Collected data
:::::

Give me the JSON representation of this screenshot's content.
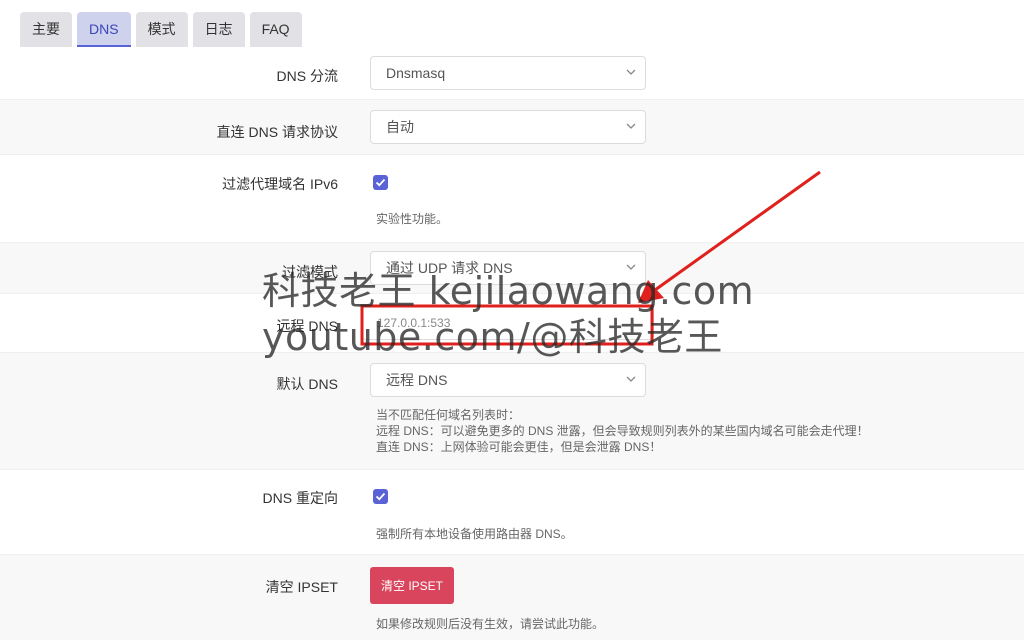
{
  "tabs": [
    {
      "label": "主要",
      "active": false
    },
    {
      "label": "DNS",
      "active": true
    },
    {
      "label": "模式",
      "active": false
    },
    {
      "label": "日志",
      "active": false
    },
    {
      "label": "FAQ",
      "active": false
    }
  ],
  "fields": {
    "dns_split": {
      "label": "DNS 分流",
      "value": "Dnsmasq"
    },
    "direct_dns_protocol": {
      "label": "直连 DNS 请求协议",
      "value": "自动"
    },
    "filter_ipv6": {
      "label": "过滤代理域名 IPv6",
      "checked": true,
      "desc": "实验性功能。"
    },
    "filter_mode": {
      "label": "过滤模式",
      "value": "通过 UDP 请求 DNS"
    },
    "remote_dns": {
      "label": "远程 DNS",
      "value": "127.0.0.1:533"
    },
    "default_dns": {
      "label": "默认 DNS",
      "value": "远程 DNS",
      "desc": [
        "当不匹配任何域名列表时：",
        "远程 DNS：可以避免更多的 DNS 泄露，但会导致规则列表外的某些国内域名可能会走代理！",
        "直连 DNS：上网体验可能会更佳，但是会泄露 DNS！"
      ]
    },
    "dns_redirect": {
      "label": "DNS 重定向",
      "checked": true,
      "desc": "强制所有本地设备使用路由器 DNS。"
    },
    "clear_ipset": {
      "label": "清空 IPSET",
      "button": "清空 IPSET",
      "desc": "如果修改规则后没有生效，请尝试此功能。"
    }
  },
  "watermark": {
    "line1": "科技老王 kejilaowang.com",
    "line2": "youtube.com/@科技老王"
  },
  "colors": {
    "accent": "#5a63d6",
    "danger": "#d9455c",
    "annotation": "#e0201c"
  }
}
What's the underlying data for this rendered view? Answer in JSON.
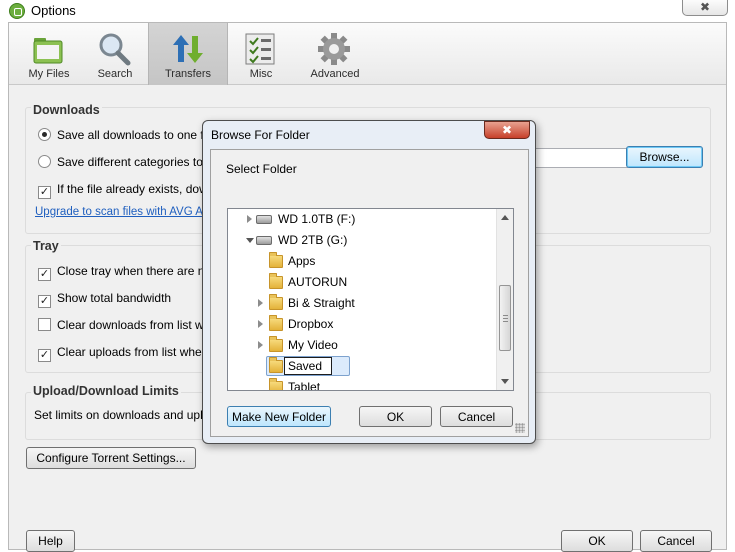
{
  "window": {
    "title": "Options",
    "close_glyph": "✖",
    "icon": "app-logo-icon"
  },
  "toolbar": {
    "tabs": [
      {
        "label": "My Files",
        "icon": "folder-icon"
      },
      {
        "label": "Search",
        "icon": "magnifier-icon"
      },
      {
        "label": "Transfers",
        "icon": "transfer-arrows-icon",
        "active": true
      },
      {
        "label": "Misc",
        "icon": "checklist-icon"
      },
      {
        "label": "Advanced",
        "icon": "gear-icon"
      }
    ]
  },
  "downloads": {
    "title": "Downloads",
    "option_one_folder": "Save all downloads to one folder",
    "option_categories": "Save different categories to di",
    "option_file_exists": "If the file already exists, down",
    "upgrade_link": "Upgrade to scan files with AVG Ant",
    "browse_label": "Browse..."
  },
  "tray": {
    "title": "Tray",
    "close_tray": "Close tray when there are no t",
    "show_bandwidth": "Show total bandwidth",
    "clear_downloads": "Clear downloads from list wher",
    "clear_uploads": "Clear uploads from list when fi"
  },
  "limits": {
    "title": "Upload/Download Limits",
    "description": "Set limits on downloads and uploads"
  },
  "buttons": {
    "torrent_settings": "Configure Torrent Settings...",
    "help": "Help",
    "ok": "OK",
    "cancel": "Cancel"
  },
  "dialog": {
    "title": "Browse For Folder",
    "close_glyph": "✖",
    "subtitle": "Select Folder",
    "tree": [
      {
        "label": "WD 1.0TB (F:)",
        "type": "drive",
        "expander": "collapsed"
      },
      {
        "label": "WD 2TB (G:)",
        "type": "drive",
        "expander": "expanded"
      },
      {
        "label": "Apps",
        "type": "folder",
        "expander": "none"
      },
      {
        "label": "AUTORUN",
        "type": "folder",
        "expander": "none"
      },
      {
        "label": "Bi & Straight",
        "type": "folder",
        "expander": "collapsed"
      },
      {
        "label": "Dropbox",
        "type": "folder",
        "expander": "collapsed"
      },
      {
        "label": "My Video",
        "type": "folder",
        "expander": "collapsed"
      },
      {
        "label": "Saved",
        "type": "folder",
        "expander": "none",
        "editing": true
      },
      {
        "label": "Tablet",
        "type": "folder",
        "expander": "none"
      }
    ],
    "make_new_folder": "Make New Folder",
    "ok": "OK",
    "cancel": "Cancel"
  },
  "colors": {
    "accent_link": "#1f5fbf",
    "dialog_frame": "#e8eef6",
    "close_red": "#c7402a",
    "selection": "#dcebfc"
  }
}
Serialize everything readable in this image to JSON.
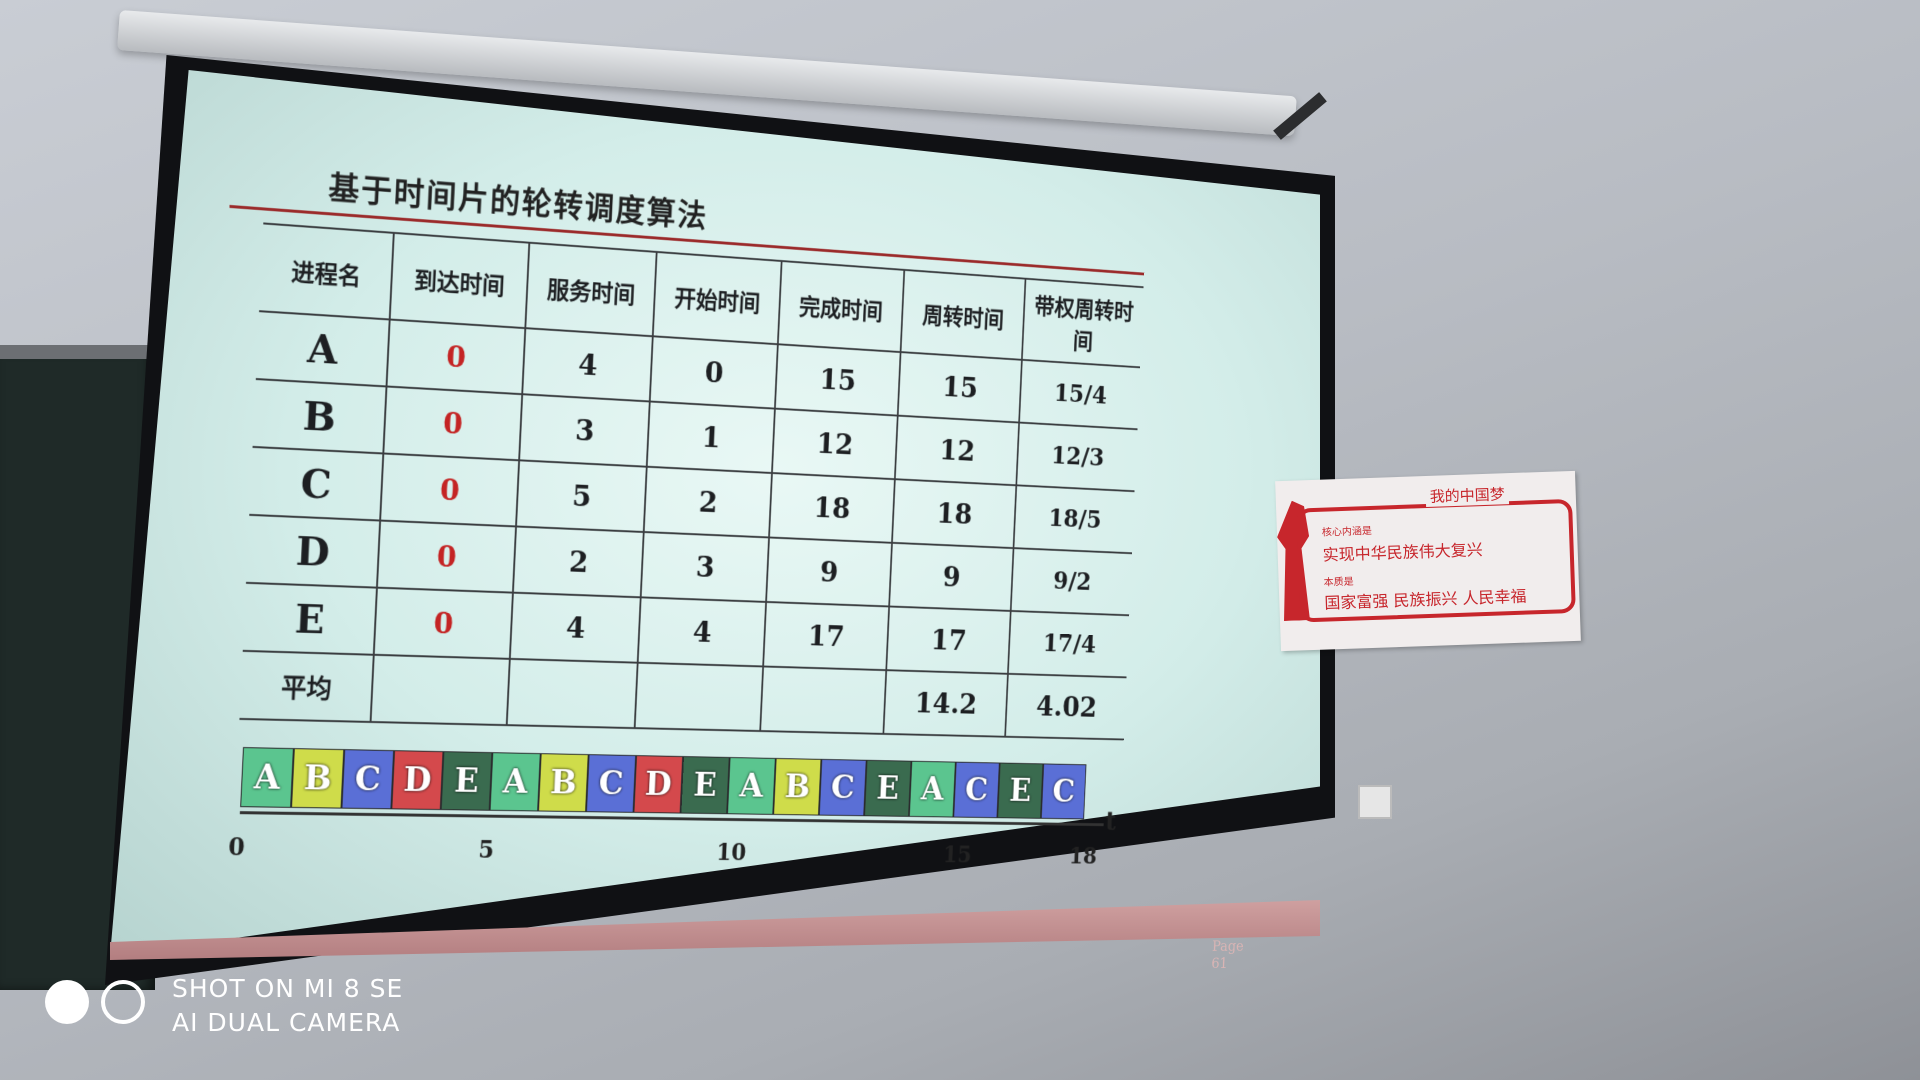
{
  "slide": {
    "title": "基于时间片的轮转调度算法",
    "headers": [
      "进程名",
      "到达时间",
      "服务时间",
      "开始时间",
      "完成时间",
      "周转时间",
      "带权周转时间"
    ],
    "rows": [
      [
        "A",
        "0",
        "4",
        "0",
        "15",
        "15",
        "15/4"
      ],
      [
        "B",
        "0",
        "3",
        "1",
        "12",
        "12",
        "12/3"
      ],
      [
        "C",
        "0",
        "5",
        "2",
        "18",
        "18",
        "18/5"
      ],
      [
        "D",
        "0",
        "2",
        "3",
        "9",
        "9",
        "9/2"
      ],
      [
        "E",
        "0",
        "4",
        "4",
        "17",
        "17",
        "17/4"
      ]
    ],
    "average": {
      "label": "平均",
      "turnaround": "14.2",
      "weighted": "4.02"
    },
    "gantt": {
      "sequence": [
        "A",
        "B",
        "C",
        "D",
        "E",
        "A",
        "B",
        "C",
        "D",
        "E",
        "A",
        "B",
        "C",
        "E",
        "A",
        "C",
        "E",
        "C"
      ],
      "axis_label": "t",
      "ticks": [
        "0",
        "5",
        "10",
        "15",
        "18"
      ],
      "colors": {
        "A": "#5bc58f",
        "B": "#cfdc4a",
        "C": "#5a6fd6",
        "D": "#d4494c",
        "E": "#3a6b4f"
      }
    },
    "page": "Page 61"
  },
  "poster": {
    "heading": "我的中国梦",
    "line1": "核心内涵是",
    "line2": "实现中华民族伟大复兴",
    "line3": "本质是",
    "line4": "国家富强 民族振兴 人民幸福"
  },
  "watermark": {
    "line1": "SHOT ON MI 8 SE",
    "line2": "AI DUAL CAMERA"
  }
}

:::::

- _Brief_: Pictures in the data above should not be copied; transcribe everything else exactly.

- _Answer in full_:
Give me the JSON representation of this screenshot's content.
{
  "tabs": [
    {
      "label": "主要",
      "active": false
    },
    {
      "label": "DNS",
      "active": true
    },
    {
      "label": "模式",
      "active": false
    },
    {
      "label": "日志",
      "active": false
    },
    {
      "label": "FAQ",
      "active": false
    }
  ],
  "fields": {
    "dns_split": {
      "label": "DNS 分流",
      "value": "Dnsmasq"
    },
    "direct_dns_protocol": {
      "label": "直连 DNS 请求协议",
      "value": "自动"
    },
    "filter_ipv6": {
      "label": "过滤代理域名 IPv6",
      "checked": true,
      "desc": "实验性功能。"
    },
    "filter_mode": {
      "label": "过滤模式",
      "value": "通过 UDP 请求 DNS"
    },
    "remote_dns": {
      "label": "远程 DNS",
      "value": "127.0.0.1:533"
    },
    "default_dns": {
      "label": "默认 DNS",
      "value": "远程 DNS",
      "desc": [
        "当不匹配任何域名列表时：",
        "远程 DNS：可以避免更多的 DNS 泄露，但会导致规则列表外的某些国内域名可能会走代理！",
        "直连 DNS：上网体验可能会更佳，但是会泄露 DNS！"
      ]
    },
    "dns_redirect": {
      "label": "DNS 重定向",
      "checked": true,
      "desc": "强制所有本地设备使用路由器 DNS。"
    },
    "clear_ipset": {
      "label": "清空 IPSET",
      "button": "清空 IPSET",
      "desc": "如果修改规则后没有生效，请尝试此功能。"
    }
  },
  "watermark": {
    "line1": "科技老王 kejilaowang.com",
    "line2": "youtube.com/@科技老王"
  },
  "colors": {
    "accent": "#5a63d6",
    "danger": "#d9455c",
    "annotation": "#e0201c"
  }
}
What's the underlying data for this rendered view? Answer in JSON.
{
  "window": {
    "title": "Options",
    "close_glyph": "✖",
    "icon": "app-logo-icon"
  },
  "toolbar": {
    "tabs": [
      {
        "label": "My Files",
        "icon": "folder-icon"
      },
      {
        "label": "Search",
        "icon": "magnifier-icon"
      },
      {
        "label": "Transfers",
        "icon": "transfer-arrows-icon",
        "active": true
      },
      {
        "label": "Misc",
        "icon": "checklist-icon"
      },
      {
        "label": "Advanced",
        "icon": "gear-icon"
      }
    ]
  },
  "downloads": {
    "title": "Downloads",
    "option_one_folder": "Save all downloads to one folder",
    "option_categories": "Save different categories to di",
    "option_file_exists": "If the file already exists, down",
    "upgrade_link": "Upgrade to scan files with AVG Ant",
    "browse_label": "Browse..."
  },
  "tray": {
    "title": "Tray",
    "close_tray": "Close tray when there are no t",
    "show_bandwidth": "Show total bandwidth",
    "clear_downloads": "Clear downloads from list wher",
    "clear_uploads": "Clear uploads from list when fi"
  },
  "limits": {
    "title": "Upload/Download Limits",
    "description": "Set limits on downloads and uploads"
  },
  "buttons": {
    "torrent_settings": "Configure Torrent Settings...",
    "help": "Help",
    "ok": "OK",
    "cancel": "Cancel"
  },
  "dialog": {
    "title": "Browse For Folder",
    "close_glyph": "✖",
    "subtitle": "Select Folder",
    "tree": [
      {
        "label": "WD 1.0TB (F:)",
        "type": "drive",
        "expander": "collapsed"
      },
      {
        "label": "WD 2TB (G:)",
        "type": "drive",
        "expander": "expanded"
      },
      {
        "label": "Apps",
        "type": "folder",
        "expander": "none"
      },
      {
        "label": "AUTORUN",
        "type": "folder",
        "expander": "none"
      },
      {
        "label": "Bi & Straight",
        "type": "folder",
        "expander": "collapsed"
      },
      {
        "label": "Dropbox",
        "type": "folder",
        "expander": "collapsed"
      },
      {
        "label": "My Video",
        "type": "folder",
        "expander": "collapsed"
      },
      {
        "label": "Saved",
        "type": "folder",
        "expander": "none",
        "editing": true
      },
      {
        "label": "Tablet",
        "type": "folder",
        "expander": "none"
      }
    ],
    "make_new_folder": "Make New Folder",
    "ok": "OK",
    "cancel": "Cancel"
  },
  "colors": {
    "accent_link": "#1f5fbf",
    "dialog_frame": "#e8eef6",
    "close_red": "#c7402a",
    "selection": "#dcebfc"
  }
}
Serialize everything readable in this image to JSON.
{
  "slide": {
    "title": "基于时间片的轮转调度算法",
    "headers": [
      "进程名",
      "到达时间",
      "服务时间",
      "开始时间",
      "完成时间",
      "周转时间",
      "带权周转时间"
    ],
    "rows": [
      [
        "A",
        "0",
        "4",
        "0",
        "15",
        "15",
        "15/4"
      ],
      [
        "B",
        "0",
        "3",
        "1",
        "12",
        "12",
        "12/3"
      ],
      [
        "C",
        "0",
        "5",
        "2",
        "18",
        "18",
        "18/5"
      ],
      [
        "D",
        "0",
        "2",
        "3",
        "9",
        "9",
        "9/2"
      ],
      [
        "E",
        "0",
        "4",
        "4",
        "17",
        "17",
        "17/4"
      ]
    ],
    "average": {
      "label": "平均",
      "turnaround": "14.2",
      "weighted": "4.02"
    },
    "gantt": {
      "sequence": [
        "A",
        "B",
        "C",
        "D",
        "E",
        "A",
        "B",
        "C",
        "D",
        "E",
        "A",
        "B",
        "C",
        "E",
        "A",
        "C",
        "E",
        "C"
      ],
      "axis_label": "t",
      "ticks": [
        "0",
        "5",
        "10",
        "15",
        "18"
      ],
      "colors": {
        "A": "#5bc58f",
        "B": "#cfdc4a",
        "C": "#5a6fd6",
        "D": "#d4494c",
        "E": "#3a6b4f"
      }
    },
    "page": "Page 61"
  },
  "poster": {
    "heading": "我的中国梦",
    "line1": "核心内涵是",
    "line2": "实现中华民族伟大复兴",
    "line3": "本质是",
    "line4": "国家富强 民族振兴 人民幸福"
  },
  "watermark": {
    "line1": "SHOT ON MI 8 SE",
    "line2": "AI DUAL CAMERA"
  }
}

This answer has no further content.